• [EXERCISE DETAILS] Scan the lines below for "Manufacturing"; report the number of lines that contain it, and only that.

Records from a data collection

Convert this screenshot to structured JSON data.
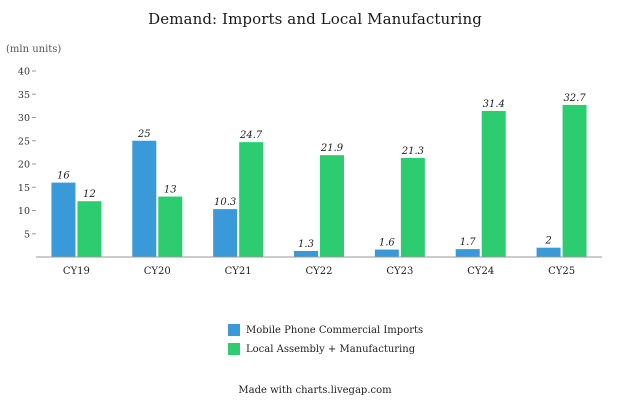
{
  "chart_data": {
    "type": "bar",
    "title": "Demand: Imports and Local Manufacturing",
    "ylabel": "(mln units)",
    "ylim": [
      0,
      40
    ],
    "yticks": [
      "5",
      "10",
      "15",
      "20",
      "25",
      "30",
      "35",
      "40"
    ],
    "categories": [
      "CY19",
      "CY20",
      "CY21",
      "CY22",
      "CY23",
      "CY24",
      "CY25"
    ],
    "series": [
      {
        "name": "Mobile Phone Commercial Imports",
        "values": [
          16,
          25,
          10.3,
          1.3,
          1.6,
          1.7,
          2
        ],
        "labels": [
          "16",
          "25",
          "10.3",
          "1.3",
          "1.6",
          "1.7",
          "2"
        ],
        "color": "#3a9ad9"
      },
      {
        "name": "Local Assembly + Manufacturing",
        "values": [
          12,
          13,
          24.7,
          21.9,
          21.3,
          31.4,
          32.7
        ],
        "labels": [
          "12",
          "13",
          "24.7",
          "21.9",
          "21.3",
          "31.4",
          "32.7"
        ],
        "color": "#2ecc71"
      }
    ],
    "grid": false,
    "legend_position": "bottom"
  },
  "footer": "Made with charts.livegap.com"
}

---

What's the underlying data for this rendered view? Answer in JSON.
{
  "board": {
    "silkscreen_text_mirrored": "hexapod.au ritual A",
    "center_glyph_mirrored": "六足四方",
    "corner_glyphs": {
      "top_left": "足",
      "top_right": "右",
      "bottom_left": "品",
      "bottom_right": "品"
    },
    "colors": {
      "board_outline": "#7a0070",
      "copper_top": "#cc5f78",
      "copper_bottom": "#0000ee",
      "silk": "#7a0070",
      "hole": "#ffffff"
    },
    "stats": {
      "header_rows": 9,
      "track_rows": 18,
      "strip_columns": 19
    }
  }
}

--

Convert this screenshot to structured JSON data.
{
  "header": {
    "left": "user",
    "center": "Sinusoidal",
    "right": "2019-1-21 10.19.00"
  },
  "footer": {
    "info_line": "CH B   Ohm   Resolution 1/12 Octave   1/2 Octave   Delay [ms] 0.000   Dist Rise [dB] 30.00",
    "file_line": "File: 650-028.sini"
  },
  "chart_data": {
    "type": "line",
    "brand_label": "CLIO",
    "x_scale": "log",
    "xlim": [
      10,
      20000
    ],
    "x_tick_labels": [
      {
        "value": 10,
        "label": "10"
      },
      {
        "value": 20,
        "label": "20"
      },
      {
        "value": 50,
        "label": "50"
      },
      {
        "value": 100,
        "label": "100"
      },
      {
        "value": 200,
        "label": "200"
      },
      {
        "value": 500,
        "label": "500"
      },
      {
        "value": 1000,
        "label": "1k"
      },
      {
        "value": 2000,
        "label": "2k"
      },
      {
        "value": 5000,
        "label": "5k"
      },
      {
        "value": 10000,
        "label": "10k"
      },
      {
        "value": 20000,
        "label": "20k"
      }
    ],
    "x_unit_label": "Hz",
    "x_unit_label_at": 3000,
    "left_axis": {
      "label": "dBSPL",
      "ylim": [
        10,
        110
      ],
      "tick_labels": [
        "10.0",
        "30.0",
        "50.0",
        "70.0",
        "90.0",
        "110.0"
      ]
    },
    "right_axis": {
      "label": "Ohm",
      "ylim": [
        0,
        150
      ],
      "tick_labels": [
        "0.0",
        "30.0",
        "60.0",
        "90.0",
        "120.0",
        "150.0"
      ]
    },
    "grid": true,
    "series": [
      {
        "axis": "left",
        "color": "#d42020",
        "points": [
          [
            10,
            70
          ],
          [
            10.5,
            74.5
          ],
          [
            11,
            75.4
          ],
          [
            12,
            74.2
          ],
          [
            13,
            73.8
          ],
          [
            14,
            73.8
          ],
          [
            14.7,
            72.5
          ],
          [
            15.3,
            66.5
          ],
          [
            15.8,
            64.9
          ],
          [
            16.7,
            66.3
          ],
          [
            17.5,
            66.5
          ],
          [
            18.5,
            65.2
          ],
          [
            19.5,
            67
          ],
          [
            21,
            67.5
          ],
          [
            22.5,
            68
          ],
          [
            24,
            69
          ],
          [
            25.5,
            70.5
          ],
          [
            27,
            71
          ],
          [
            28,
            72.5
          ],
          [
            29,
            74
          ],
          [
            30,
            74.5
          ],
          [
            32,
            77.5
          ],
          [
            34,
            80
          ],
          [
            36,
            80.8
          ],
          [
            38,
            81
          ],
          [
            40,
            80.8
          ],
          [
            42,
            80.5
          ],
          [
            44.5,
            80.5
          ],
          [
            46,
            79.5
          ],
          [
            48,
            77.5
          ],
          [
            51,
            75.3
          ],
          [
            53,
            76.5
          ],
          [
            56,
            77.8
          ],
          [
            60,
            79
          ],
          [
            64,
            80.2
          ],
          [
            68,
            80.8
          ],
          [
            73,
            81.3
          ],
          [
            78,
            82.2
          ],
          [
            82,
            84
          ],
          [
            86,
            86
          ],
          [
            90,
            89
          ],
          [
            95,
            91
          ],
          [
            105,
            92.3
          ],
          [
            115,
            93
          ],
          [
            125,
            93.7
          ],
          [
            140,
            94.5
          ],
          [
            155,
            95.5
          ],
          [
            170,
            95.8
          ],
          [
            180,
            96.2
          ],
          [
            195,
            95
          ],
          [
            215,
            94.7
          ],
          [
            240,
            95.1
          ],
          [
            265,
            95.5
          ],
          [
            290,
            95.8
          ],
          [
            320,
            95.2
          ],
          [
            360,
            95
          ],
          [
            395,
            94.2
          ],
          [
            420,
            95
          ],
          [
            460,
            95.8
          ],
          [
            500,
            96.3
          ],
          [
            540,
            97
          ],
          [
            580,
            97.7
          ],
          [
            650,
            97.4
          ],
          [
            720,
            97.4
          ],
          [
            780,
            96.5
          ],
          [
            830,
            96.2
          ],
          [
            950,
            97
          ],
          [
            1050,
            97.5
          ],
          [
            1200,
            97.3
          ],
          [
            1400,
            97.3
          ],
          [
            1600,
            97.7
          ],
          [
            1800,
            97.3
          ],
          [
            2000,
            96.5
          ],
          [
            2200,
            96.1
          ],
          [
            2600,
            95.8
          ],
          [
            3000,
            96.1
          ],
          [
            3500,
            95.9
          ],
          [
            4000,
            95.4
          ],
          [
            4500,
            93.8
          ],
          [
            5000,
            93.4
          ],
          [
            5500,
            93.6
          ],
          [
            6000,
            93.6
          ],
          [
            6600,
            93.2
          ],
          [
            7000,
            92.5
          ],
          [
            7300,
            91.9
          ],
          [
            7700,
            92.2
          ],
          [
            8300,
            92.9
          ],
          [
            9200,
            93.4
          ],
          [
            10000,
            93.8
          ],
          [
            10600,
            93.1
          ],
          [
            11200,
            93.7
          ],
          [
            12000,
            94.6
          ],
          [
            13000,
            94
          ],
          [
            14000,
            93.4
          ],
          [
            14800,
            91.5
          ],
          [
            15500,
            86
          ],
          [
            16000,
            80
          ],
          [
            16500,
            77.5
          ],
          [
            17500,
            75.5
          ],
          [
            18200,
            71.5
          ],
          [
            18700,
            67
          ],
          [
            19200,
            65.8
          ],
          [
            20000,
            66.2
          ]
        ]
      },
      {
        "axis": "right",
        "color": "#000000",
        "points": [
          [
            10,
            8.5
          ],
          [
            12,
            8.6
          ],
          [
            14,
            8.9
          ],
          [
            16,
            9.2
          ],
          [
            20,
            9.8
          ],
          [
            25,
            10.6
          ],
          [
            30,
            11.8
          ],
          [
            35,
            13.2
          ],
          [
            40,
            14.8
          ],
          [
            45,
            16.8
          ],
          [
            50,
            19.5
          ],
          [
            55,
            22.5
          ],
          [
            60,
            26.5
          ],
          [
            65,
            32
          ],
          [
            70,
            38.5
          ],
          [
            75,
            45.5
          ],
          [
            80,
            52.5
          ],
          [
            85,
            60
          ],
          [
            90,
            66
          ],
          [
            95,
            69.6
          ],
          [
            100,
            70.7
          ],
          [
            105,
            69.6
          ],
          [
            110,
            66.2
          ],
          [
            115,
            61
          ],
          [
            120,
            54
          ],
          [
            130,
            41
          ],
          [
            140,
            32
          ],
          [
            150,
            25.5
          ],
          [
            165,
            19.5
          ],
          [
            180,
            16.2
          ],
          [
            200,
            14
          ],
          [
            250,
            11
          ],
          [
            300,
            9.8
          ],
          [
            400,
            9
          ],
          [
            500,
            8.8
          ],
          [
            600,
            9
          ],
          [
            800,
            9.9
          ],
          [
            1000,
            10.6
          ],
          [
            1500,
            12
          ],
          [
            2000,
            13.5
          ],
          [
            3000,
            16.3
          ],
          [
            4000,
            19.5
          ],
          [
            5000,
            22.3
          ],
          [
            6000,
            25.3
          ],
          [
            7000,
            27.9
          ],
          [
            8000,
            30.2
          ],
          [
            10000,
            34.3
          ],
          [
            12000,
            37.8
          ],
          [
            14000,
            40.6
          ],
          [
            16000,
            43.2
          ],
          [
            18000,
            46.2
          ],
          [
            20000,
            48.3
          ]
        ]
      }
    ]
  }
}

• [TASK OUTPUT] 2